(begin)
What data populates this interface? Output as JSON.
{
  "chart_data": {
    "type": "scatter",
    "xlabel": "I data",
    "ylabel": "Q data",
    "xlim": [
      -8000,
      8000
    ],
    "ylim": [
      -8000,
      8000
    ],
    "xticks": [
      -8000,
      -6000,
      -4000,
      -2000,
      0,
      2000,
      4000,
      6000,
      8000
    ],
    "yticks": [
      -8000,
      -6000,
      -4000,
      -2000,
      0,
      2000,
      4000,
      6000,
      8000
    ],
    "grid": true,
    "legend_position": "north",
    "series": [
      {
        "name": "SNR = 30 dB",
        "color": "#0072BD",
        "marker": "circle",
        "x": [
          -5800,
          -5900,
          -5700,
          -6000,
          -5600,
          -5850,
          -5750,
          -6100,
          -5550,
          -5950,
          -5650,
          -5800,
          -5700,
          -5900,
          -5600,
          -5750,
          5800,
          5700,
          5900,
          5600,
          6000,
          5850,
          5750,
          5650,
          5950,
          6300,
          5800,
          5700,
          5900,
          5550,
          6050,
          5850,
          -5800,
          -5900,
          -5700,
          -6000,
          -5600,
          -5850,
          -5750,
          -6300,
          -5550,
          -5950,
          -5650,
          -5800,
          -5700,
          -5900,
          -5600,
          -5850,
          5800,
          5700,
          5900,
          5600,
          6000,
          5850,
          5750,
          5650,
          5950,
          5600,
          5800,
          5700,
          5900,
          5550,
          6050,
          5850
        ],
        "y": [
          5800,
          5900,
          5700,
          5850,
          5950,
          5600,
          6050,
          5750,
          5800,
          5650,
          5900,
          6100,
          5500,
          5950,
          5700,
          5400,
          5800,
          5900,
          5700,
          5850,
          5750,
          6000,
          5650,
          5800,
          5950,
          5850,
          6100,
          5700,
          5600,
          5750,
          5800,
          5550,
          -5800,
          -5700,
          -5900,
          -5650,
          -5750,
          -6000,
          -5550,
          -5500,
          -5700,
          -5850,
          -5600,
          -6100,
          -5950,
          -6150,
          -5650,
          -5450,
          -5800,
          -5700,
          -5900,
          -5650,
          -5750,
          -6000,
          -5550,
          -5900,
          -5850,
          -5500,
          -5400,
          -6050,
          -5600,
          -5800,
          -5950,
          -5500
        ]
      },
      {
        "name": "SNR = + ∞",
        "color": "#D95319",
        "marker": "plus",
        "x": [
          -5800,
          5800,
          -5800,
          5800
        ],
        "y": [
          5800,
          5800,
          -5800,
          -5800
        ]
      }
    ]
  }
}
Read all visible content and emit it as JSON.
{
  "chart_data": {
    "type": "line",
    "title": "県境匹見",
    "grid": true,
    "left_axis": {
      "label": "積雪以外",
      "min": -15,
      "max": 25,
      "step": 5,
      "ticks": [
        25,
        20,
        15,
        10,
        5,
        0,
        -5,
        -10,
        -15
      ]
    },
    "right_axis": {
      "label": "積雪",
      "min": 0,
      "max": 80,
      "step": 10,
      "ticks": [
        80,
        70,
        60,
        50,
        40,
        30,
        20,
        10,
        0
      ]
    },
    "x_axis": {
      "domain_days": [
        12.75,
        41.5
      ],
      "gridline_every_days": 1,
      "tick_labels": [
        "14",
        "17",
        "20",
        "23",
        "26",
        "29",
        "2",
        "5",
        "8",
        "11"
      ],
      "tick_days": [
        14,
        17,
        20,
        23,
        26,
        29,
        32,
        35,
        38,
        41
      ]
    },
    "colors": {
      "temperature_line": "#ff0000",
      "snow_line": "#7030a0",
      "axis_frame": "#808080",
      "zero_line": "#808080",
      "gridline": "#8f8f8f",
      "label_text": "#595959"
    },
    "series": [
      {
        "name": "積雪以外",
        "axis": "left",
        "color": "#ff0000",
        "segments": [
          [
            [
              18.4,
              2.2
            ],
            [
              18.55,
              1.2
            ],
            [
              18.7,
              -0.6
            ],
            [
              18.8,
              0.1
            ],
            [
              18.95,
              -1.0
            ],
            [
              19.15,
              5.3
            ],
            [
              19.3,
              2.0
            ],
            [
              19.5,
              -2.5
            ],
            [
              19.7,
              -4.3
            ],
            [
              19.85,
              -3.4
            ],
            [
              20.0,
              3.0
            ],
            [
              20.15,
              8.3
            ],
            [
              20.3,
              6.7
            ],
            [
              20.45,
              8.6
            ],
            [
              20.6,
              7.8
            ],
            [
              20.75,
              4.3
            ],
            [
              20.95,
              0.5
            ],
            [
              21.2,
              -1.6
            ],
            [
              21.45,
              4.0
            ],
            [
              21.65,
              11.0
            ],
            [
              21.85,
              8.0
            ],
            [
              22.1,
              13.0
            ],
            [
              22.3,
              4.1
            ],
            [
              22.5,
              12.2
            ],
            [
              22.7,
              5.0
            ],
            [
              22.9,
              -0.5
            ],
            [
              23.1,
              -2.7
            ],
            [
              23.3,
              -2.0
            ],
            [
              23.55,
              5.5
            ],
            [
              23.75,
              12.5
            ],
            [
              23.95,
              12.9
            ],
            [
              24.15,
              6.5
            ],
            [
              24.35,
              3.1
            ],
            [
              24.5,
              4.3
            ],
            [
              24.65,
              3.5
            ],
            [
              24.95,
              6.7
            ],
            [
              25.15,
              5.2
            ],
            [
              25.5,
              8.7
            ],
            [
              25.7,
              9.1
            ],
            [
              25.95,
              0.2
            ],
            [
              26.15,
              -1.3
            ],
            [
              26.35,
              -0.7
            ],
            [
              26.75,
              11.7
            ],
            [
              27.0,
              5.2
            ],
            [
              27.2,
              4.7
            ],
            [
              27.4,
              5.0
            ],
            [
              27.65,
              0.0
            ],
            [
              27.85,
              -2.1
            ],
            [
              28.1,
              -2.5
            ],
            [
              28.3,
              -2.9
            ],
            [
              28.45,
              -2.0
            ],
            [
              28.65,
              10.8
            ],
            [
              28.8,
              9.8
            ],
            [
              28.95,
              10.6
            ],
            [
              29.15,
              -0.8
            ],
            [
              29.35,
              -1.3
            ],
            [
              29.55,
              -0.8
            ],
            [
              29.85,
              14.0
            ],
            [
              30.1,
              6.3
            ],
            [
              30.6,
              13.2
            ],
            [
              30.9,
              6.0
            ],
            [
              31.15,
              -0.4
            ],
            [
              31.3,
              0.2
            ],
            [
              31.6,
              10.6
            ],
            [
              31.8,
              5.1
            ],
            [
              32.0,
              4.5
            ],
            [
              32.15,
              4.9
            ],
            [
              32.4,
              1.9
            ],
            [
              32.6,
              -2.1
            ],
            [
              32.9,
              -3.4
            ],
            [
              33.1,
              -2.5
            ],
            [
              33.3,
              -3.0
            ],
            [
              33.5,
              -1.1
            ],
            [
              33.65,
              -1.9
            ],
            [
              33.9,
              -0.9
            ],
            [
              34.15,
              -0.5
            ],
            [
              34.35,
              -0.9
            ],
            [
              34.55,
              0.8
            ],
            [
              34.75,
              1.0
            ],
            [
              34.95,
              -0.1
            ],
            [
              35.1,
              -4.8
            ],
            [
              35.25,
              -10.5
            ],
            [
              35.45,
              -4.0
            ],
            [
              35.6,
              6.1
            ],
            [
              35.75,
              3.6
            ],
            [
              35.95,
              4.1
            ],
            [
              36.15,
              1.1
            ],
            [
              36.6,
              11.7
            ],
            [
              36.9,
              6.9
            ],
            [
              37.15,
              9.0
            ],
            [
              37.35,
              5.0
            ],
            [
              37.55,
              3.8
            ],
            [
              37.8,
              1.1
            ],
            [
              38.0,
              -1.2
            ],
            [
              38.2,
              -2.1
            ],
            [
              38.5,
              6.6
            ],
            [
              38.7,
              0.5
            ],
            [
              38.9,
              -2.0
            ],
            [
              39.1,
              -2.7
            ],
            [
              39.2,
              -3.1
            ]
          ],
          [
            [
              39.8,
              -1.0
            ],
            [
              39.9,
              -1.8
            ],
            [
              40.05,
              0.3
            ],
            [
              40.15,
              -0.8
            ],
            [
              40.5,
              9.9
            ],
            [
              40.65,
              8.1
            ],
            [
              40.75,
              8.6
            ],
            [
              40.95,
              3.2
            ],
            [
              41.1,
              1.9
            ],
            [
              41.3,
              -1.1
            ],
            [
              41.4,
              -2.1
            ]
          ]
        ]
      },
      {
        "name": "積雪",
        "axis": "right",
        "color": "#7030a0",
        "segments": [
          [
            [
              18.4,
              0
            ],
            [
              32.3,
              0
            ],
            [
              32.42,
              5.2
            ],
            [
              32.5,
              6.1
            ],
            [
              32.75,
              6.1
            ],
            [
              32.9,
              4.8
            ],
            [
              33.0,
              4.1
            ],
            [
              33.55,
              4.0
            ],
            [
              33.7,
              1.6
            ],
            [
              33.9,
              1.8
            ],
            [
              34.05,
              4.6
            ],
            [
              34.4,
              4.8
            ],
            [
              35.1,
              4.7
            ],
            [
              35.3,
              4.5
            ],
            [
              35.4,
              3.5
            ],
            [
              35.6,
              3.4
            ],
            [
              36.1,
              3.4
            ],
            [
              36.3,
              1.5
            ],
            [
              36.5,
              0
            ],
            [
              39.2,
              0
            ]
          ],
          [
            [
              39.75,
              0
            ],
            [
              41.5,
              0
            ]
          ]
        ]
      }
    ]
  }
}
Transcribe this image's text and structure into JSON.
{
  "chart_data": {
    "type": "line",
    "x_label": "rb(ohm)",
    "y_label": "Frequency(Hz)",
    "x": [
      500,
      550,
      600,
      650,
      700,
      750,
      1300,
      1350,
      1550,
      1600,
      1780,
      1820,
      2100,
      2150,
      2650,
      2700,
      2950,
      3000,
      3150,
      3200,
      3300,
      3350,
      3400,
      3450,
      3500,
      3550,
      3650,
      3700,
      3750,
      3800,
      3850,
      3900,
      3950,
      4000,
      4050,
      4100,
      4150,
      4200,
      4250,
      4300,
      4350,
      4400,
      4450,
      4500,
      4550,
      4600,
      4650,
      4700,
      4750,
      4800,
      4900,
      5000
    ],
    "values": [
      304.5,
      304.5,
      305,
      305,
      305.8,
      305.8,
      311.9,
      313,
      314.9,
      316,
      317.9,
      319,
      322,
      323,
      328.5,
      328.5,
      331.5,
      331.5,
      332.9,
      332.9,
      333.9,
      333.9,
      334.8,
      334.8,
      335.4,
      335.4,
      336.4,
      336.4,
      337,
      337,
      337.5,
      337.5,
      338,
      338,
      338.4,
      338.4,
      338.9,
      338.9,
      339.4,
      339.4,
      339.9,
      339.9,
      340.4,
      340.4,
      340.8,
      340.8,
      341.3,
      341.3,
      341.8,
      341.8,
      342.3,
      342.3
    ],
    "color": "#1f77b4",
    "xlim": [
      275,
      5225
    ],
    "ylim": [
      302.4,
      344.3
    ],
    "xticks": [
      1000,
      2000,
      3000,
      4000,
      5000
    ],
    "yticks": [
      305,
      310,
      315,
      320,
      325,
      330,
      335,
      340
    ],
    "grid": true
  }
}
(end)
▶ _WORK TO DO_: Repeat exactly the lines above from the line that contains "Transcribe this image's" through the end. Include both of these ends; leave out everything else.

▶ _TASK RESULT_:
Transcribe this image's text and structure into JSON.
{
  "chart_data": {
    "type": "line",
    "x_label": "rb(ohm)",
    "y_label": "Frequency(Hz)",
    "x": [
      500,
      550,
      600,
      650,
      700,
      750,
      1300,
      1350,
      1550,
      1600,
      1780,
      1820,
      2100,
      2150,
      2650,
      2700,
      2950,
      3000,
      3150,
      3200,
      3300,
      3350,
      3400,
      3450,
      3500,
      3550,
      3650,
      3700,
      3750,
      3800,
      3850,
      3900,
      3950,
      4000,
      4050,
      4100,
      4150,
      4200,
      4250,
      4300,
      4350,
      4400,
      4450,
      4500,
      4550,
      4600,
      4650,
      4700,
      4750,
      4800,
      4900,
      5000
    ],
    "values": [
      304.5,
      304.5,
      305,
      305,
      305.8,
      305.8,
      311.9,
      313,
      314.9,
      316,
      317.9,
      319,
      322,
      323,
      328.5,
      328.5,
      331.5,
      331.5,
      332.9,
      332.9,
      333.9,
      333.9,
      334.8,
      334.8,
      335.4,
      335.4,
      336.4,
      336.4,
      337,
      337,
      337.5,
      337.5,
      338,
      338,
      338.4,
      338.4,
      338.9,
      338.9,
      339.4,
      339.4,
      339.9,
      339.9,
      340.4,
      340.4,
      340.8,
      340.8,
      341.3,
      341.3,
      341.8,
      341.8,
      342.3,
      342.3
    ],
    "color": "#1f77b4",
    "xlim": [
      275,
      5225
    ],
    "ylim": [
      302.4,
      344.3
    ],
    "xticks": [
      1000,
      2000,
      3000,
      4000,
      5000
    ],
    "yticks": [
      305,
      310,
      315,
      320,
      325,
      330,
      335,
      340
    ],
    "grid": true
  }
}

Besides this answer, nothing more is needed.